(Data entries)
* * * *

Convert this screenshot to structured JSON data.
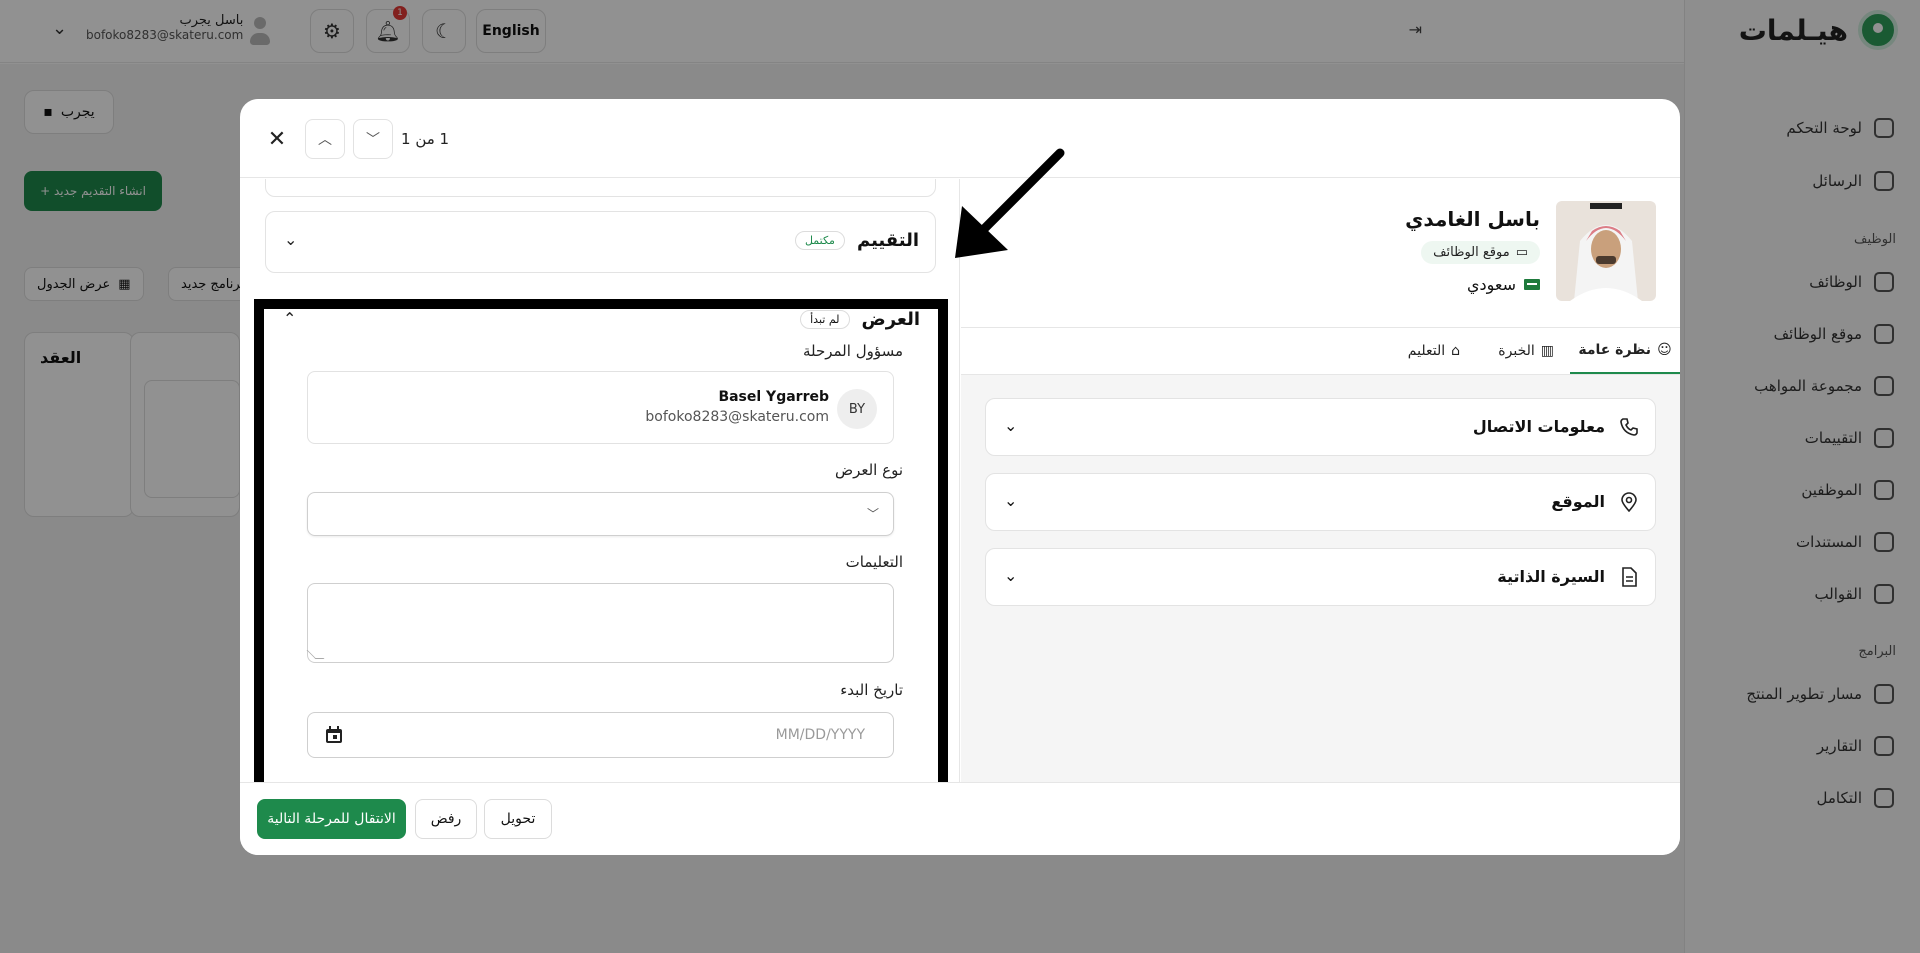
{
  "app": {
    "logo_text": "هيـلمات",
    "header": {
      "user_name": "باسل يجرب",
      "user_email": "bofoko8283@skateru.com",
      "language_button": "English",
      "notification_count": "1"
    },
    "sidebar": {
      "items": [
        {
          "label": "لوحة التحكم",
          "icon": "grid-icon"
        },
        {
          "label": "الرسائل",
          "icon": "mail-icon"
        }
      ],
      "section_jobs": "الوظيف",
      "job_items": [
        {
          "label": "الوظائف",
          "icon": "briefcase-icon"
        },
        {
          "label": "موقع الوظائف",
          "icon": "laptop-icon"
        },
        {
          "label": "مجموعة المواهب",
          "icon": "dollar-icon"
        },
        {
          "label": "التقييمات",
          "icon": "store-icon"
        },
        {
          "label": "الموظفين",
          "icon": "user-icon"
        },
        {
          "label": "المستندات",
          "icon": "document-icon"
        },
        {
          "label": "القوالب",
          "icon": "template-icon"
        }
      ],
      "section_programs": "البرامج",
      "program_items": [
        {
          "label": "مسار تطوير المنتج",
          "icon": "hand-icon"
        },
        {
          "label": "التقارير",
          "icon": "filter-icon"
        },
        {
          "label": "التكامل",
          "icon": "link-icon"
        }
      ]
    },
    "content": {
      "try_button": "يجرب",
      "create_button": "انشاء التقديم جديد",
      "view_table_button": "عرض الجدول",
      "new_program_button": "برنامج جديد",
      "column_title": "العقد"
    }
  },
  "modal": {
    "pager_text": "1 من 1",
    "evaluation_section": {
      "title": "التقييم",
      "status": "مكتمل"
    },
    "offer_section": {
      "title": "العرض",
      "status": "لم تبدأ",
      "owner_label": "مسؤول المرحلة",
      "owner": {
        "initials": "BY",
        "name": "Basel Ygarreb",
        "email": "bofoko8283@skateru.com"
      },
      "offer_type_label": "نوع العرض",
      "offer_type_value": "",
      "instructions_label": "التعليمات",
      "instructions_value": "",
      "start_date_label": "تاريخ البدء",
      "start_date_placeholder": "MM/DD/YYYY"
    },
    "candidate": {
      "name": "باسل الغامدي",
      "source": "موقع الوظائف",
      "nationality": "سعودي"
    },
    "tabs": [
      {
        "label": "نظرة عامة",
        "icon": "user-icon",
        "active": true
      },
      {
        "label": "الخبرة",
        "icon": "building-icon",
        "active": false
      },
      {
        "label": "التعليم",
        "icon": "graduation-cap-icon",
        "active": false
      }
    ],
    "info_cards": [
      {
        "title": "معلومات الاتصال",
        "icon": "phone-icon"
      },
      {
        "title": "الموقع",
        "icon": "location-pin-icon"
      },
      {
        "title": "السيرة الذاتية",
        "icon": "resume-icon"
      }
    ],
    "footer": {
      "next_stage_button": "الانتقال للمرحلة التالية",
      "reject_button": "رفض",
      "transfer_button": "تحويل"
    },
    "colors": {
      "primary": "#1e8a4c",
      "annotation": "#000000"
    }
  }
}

* * * *

§ Goal of the exercise
Give an exact reproduction of every line, leaving out any picture.

§ Finished exercise
Convert this screenshot to structured JSON data.
{
  "app": {
    "logo_text": "هيـلمات",
    "header": {
      "user_name": "باسل يجرب",
      "user_email": "bofoko8283@skateru.com",
      "language_button": "English",
      "notification_count": "1"
    },
    "sidebar": {
      "items": [
        {
          "label": "لوحة التحكم",
          "icon": "grid-icon"
        },
        {
          "label": "الرسائل",
          "icon": "mail-icon"
        }
      ],
      "section_jobs": "الوظيف",
      "job_items": [
        {
          "label": "الوظائف",
          "icon": "briefcase-icon"
        },
        {
          "label": "موقع الوظائف",
          "icon": "laptop-icon"
        },
        {
          "label": "مجموعة المواهب",
          "icon": "dollar-icon"
        },
        {
          "label": "التقييمات",
          "icon": "store-icon"
        },
        {
          "label": "الموظفين",
          "icon": "user-icon"
        },
        {
          "label": "المستندات",
          "icon": "document-icon"
        },
        {
          "label": "القوالب",
          "icon": "template-icon"
        }
      ],
      "section_programs": "البرامج",
      "program_items": [
        {
          "label": "مسار تطوير المنتج",
          "icon": "hand-icon"
        },
        {
          "label": "التقارير",
          "icon": "filter-icon"
        },
        {
          "label": "التكامل",
          "icon": "link-icon"
        }
      ]
    },
    "content": {
      "try_button": "يجرب",
      "create_button": "انشاء التقديم جديد",
      "view_table_button": "عرض الجدول",
      "new_program_button": "برنامج جديد",
      "column_title": "العقد"
    }
  },
  "modal": {
    "pager_text": "1 من 1",
    "evaluation_section": {
      "title": "التقييم",
      "status": "مكتمل"
    },
    "offer_section": {
      "title": "العرض",
      "status": "لم تبدأ",
      "owner_label": "مسؤول المرحلة",
      "owner": {
        "initials": "BY",
        "name": "Basel Ygarreb",
        "email": "bofoko8283@skateru.com"
      },
      "offer_type_label": "نوع العرض",
      "offer_type_value": "",
      "instructions_label": "التعليمات",
      "instructions_value": "",
      "start_date_label": "تاريخ البدء",
      "start_date_placeholder": "MM/DD/YYYY"
    },
    "candidate": {
      "name": "باسل الغامدي",
      "source": "موقع الوظائف",
      "nationality": "سعودي"
    },
    "tabs": [
      {
        "label": "نظرة عامة",
        "icon": "user-icon",
        "active": true
      },
      {
        "label": "الخبرة",
        "icon": "building-icon",
        "active": false
      },
      {
        "label": "التعليم",
        "icon": "graduation-cap-icon",
        "active": false
      }
    ],
    "info_cards": [
      {
        "title": "معلومات الاتصال",
        "icon": "phone-icon"
      },
      {
        "title": "الموقع",
        "icon": "location-pin-icon"
      },
      {
        "title": "السيرة الذاتية",
        "icon": "resume-icon"
      }
    ],
    "footer": {
      "next_stage_button": "الانتقال للمرحلة التالية",
      "reject_button": "رفض",
      "transfer_button": "تحويل"
    },
    "colors": {
      "primary": "#1e8a4c",
      "annotation": "#000000"
    }
  }
}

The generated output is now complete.